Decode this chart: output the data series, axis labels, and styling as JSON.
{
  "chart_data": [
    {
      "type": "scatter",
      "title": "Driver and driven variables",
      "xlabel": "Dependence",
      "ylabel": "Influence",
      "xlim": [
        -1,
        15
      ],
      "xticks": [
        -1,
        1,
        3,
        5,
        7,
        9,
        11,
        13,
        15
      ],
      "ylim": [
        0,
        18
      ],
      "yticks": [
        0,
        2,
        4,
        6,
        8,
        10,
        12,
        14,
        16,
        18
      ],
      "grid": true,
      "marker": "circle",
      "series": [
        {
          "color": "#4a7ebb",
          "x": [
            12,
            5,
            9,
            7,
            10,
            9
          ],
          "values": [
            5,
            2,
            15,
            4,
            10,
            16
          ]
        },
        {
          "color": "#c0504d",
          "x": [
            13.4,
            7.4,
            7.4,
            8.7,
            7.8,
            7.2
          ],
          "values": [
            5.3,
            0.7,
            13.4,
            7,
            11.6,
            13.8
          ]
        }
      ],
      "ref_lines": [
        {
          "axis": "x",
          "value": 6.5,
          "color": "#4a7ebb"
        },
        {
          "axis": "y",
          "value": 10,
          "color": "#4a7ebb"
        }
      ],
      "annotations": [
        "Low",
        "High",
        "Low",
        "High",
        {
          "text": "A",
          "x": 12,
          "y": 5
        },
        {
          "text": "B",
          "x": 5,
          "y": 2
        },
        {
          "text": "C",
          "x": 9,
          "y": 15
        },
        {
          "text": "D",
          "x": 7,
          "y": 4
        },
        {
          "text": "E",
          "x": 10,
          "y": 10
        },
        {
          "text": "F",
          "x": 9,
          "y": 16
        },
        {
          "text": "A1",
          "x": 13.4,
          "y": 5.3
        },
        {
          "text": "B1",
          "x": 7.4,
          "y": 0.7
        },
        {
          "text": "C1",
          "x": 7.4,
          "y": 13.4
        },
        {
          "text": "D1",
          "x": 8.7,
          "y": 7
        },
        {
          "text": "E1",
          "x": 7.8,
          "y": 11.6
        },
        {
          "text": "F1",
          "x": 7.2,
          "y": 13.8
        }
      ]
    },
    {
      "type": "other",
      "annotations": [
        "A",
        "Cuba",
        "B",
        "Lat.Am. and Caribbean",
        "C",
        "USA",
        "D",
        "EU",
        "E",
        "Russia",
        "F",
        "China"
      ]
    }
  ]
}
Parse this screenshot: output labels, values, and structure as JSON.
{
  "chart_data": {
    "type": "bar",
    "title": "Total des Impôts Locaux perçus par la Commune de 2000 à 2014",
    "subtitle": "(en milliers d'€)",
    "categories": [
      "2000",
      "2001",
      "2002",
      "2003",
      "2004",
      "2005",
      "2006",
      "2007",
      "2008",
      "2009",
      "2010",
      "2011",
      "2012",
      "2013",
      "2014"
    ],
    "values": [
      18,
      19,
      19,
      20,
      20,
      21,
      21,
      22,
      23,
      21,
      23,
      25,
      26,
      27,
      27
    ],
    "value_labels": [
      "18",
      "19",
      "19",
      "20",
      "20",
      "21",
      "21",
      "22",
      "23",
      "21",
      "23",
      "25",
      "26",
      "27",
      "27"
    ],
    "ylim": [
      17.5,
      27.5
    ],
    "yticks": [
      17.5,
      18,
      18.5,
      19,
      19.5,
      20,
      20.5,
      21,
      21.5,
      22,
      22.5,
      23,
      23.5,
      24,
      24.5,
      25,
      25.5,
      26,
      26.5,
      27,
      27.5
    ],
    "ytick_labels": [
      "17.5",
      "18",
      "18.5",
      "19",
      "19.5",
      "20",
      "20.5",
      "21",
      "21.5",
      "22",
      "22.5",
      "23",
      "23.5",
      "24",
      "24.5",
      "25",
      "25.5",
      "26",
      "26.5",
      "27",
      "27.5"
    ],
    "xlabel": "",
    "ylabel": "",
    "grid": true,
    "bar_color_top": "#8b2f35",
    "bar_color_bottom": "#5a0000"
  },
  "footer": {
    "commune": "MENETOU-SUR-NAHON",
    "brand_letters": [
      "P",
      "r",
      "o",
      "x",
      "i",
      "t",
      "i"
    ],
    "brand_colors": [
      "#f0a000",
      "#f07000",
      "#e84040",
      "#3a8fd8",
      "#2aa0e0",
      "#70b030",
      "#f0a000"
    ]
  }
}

Instruction: Your task is to output the full set of records exactly as presented.

Answer in full:
Decode this chart: output the data series, axis labels, and styling as JSON.
{
  "chart_data": [
    {
      "type": "scatter",
      "title": "Driver and driven variables",
      "xlabel": "Dependence",
      "ylabel": "Influence",
      "xlim": [
        -1,
        15
      ],
      "xticks": [
        -1,
        1,
        3,
        5,
        7,
        9,
        11,
        13,
        15
      ],
      "ylim": [
        0,
        18
      ],
      "yticks": [
        0,
        2,
        4,
        6,
        8,
        10,
        12,
        14,
        16,
        18
      ],
      "grid": true,
      "marker": "circle",
      "series": [
        {
          "color": "#4a7ebb",
          "x": [
            12,
            5,
            9,
            7,
            10,
            9
          ],
          "values": [
            5,
            2,
            15,
            4,
            10,
            16
          ]
        },
        {
          "color": "#c0504d",
          "x": [
            13.4,
            7.4,
            7.4,
            8.7,
            7.8,
            7.2
          ],
          "values": [
            5.3,
            0.7,
            13.4,
            7,
            11.6,
            13.8
          ]
        }
      ],
      "ref_lines": [
        {
          "axis": "x",
          "value": 6.5,
          "color": "#4a7ebb"
        },
        {
          "axis": "y",
          "value": 10,
          "color": "#4a7ebb"
        }
      ],
      "annotations": [
        "Low",
        "High",
        "Low",
        "High",
        {
          "text": "A",
          "x": 12,
          "y": 5
        },
        {
          "text": "B",
          "x": 5,
          "y": 2
        },
        {
          "text": "C",
          "x": 9,
          "y": 15
        },
        {
          "text": "D",
          "x": 7,
          "y": 4
        },
        {
          "text": "E",
          "x": 10,
          "y": 10
        },
        {
          "text": "F",
          "x": 9,
          "y": 16
        },
        {
          "text": "A1",
          "x": 13.4,
          "y": 5.3
        },
        {
          "text": "B1",
          "x": 7.4,
          "y": 0.7
        },
        {
          "text": "C1",
          "x": 7.4,
          "y": 13.4
        },
        {
          "text": "D1",
          "x": 8.7,
          "y": 7
        },
        {
          "text": "E1",
          "x": 7.8,
          "y": 11.6
        },
        {
          "text": "F1",
          "x": 7.2,
          "y": 13.8
        }
      ]
    },
    {
      "type": "other",
      "annotations": [
        "A",
        "Cuba",
        "B",
        "Lat.Am. and Caribbean",
        "C",
        "USA",
        "D",
        "EU",
        "E",
        "Russia",
        "F",
        "China"
      ]
    }
  ]
}
Parse this screenshot: output labels, values, and structure as JSON.
{
  "chart_data": {
    "type": "bar",
    "title": "Total des Impôts Locaux perçus par la Commune de 2000 à 2014",
    "subtitle": "(en milliers d'€)",
    "categories": [
      "2000",
      "2001",
      "2002",
      "2003",
      "2004",
      "2005",
      "2006",
      "2007",
      "2008",
      "2009",
      "2010",
      "2011",
      "2012",
      "2013",
      "2014"
    ],
    "values": [
      18,
      19,
      19,
      20,
      20,
      21,
      21,
      22,
      23,
      21,
      23,
      25,
      26,
      27,
      27
    ],
    "value_labels": [
      "18",
      "19",
      "19",
      "20",
      "20",
      "21",
      "21",
      "22",
      "23",
      "21",
      "23",
      "25",
      "26",
      "27",
      "27"
    ],
    "ylim": [
      17.5,
      27.5
    ],
    "yticks": [
      17.5,
      18,
      18.5,
      19,
      19.5,
      20,
      20.5,
      21,
      21.5,
      22,
      22.5,
      23,
      23.5,
      24,
      24.5,
      25,
      25.5,
      26,
      26.5,
      27,
      27.5
    ],
    "ytick_labels": [
      "17.5",
      "18",
      "18.5",
      "19",
      "19.5",
      "20",
      "20.5",
      "21",
      "21.5",
      "22",
      "22.5",
      "23",
      "23.5",
      "24",
      "24.5",
      "25",
      "25.5",
      "26",
      "26.5",
      "27",
      "27.5"
    ],
    "xlabel": "",
    "ylabel": "",
    "grid": true,
    "bar_color_top": "#8b2f35",
    "bar_color_bottom": "#5a0000"
  },
  "footer": {
    "commune": "MENETOU-SUR-NAHON",
    "brand_letters": [
      "P",
      "r",
      "o",
      "x",
      "i",
      "t",
      "i"
    ],
    "brand_colors": [
      "#f0a000",
      "#f07000",
      "#e84040",
      "#3a8fd8",
      "#2aa0e0",
      "#70b030",
      "#f0a000"
    ]
  }
}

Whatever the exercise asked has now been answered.